▼▼▼
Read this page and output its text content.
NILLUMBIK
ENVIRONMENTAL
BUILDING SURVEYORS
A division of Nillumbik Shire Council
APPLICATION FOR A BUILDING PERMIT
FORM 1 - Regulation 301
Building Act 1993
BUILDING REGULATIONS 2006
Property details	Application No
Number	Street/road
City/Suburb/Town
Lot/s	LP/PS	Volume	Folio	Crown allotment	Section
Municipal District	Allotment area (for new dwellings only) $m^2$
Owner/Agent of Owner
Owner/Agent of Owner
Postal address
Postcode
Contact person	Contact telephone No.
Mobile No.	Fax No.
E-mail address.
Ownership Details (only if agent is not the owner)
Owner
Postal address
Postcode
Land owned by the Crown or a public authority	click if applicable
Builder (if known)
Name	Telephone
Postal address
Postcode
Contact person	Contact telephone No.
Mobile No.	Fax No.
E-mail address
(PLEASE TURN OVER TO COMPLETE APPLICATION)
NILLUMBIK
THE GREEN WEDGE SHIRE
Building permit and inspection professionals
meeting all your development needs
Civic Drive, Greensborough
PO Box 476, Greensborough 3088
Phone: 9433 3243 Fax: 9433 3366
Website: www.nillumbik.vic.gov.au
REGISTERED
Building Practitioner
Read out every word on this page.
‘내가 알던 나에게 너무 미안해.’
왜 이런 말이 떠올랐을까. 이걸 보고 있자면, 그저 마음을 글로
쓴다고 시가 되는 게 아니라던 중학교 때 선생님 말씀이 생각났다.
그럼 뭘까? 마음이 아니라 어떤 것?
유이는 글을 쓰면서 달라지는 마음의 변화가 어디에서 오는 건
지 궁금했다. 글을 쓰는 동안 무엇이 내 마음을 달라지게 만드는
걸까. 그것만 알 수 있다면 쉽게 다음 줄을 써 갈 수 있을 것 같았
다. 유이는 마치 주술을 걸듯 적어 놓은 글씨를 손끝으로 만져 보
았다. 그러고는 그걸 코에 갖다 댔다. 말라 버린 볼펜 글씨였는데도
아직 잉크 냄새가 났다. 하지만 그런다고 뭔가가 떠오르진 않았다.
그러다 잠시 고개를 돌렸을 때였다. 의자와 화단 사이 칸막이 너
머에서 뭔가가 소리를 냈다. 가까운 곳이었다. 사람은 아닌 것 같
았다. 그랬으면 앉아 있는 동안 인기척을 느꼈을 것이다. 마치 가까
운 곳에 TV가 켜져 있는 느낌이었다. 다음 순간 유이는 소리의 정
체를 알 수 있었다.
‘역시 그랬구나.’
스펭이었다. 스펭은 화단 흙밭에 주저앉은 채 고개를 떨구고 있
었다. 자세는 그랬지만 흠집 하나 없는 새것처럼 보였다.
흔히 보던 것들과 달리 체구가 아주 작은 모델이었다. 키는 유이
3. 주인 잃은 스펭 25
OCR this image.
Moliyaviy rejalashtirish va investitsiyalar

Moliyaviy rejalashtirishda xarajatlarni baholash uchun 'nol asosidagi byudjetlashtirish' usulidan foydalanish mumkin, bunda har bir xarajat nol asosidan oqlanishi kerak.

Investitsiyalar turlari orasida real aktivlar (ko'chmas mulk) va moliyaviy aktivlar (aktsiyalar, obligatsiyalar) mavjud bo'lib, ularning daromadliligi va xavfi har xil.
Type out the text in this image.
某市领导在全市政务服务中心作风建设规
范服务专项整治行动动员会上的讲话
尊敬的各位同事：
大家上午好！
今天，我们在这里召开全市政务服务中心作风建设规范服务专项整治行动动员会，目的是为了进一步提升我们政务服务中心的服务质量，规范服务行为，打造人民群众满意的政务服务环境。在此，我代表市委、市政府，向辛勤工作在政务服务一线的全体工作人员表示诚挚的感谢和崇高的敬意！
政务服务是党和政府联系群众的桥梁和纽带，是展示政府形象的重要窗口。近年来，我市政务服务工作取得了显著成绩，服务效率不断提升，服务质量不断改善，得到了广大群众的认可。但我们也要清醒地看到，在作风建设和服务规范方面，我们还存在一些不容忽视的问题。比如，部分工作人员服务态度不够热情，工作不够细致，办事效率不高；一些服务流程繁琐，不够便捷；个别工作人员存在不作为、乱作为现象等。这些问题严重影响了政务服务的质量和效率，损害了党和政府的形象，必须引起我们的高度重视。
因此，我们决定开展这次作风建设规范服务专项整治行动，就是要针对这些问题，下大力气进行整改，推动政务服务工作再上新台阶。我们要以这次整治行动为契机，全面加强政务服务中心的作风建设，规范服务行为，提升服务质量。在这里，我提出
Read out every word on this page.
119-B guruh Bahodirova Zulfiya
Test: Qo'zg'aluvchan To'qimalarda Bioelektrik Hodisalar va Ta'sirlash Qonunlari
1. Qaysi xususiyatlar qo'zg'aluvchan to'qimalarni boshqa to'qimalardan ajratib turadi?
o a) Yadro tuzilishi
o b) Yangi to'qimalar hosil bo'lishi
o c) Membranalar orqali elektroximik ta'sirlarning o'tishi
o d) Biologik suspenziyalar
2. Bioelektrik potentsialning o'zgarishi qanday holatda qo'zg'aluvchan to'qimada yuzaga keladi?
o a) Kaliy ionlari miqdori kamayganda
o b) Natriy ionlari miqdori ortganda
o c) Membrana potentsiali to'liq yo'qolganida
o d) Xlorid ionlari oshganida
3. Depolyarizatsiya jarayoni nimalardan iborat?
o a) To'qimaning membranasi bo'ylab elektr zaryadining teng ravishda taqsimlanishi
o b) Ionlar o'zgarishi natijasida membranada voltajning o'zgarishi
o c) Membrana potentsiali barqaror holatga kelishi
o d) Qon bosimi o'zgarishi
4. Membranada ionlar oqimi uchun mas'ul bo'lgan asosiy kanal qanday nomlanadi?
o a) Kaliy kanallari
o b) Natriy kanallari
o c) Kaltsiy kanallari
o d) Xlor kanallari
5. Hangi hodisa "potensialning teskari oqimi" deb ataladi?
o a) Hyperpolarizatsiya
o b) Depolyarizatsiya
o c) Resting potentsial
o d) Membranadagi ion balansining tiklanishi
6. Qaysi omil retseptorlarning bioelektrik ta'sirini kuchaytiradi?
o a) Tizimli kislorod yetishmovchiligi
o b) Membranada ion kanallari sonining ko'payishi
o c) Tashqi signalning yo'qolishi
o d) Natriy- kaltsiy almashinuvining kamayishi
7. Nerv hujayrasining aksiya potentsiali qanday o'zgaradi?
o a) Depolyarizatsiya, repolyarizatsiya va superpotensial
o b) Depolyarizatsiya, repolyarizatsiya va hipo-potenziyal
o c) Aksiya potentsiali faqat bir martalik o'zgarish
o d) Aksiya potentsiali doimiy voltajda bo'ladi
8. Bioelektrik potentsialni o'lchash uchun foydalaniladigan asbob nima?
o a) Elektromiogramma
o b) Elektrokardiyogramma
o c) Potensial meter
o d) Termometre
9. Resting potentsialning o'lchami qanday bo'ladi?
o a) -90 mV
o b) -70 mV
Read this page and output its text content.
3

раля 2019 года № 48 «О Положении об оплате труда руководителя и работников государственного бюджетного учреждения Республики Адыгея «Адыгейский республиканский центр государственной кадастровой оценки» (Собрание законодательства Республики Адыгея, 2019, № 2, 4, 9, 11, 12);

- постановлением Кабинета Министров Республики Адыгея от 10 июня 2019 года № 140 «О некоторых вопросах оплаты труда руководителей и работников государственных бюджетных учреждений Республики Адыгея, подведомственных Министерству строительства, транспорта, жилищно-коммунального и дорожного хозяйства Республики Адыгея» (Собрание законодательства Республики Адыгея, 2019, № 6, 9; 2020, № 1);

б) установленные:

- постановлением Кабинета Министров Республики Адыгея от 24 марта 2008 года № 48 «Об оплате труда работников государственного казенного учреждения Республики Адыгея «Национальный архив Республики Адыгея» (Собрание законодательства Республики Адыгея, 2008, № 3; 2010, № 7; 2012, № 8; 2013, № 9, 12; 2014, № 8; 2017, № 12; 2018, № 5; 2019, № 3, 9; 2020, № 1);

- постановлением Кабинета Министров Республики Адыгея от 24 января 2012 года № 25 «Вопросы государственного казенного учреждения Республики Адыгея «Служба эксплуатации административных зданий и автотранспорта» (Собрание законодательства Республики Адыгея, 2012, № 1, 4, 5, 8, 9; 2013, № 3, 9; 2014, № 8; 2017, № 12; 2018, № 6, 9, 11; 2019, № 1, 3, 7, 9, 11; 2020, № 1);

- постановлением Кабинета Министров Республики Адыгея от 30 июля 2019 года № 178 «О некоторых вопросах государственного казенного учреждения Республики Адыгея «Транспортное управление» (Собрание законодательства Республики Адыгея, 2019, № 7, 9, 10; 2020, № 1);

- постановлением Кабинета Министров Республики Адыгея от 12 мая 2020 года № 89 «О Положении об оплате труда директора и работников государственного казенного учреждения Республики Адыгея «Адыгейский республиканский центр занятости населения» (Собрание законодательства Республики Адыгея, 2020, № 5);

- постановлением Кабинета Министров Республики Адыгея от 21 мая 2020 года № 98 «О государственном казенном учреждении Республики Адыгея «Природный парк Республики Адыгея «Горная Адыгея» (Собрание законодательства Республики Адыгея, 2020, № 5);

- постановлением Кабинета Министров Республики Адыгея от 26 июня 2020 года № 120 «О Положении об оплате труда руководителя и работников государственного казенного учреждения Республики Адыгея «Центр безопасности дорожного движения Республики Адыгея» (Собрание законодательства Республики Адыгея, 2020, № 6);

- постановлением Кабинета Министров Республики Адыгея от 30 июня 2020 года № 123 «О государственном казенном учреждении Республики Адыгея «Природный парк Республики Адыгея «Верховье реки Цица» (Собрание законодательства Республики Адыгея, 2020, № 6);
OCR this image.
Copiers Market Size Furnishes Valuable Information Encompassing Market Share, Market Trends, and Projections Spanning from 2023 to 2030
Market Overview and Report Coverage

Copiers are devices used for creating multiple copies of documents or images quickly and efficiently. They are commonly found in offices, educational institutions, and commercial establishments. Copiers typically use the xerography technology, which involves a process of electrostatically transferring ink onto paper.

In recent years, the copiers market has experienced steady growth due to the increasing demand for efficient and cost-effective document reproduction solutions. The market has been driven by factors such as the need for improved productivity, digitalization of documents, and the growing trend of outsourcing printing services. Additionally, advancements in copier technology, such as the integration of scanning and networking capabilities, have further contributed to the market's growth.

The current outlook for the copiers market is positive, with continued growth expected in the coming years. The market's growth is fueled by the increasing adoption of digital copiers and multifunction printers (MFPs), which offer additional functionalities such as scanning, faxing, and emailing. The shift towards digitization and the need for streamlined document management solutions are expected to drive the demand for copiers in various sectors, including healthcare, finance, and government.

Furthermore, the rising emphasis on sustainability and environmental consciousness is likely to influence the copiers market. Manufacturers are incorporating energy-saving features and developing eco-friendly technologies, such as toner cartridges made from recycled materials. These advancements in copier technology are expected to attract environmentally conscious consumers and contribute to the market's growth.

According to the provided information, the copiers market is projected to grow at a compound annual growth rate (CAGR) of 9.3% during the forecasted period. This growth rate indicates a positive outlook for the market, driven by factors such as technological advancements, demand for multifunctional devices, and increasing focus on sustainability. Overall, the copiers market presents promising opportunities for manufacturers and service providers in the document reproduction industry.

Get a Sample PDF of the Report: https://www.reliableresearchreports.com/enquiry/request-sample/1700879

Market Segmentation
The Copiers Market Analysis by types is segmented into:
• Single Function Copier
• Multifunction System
▲▲▲
■ WRITTEN TASK ■
Each line that holds the word "Адыгейский" should be extracted from the records.

■ REPLY TO THE TASK ■
раля 2019 года № 48 «О Положении об оплате труда руководителя и работников государственного бюджетного учреждения Республики Адыгея «Адыгейский республиканский центр государственной кадастровой оценки» (Собрание законодательства Республики Адыгея, 2019, № 2, 4, 9, 11, 12);
- постановлением Кабинета Министров Республики Адыгея от 12 мая 2020 года № 89 «О Положении об оплате труда директора и работников государственного казенного учреждения Республики Адыгея «Адыгейский республиканский центр занятости населения» (Собрание законодательства Республики Адыгея, 2020, № 5);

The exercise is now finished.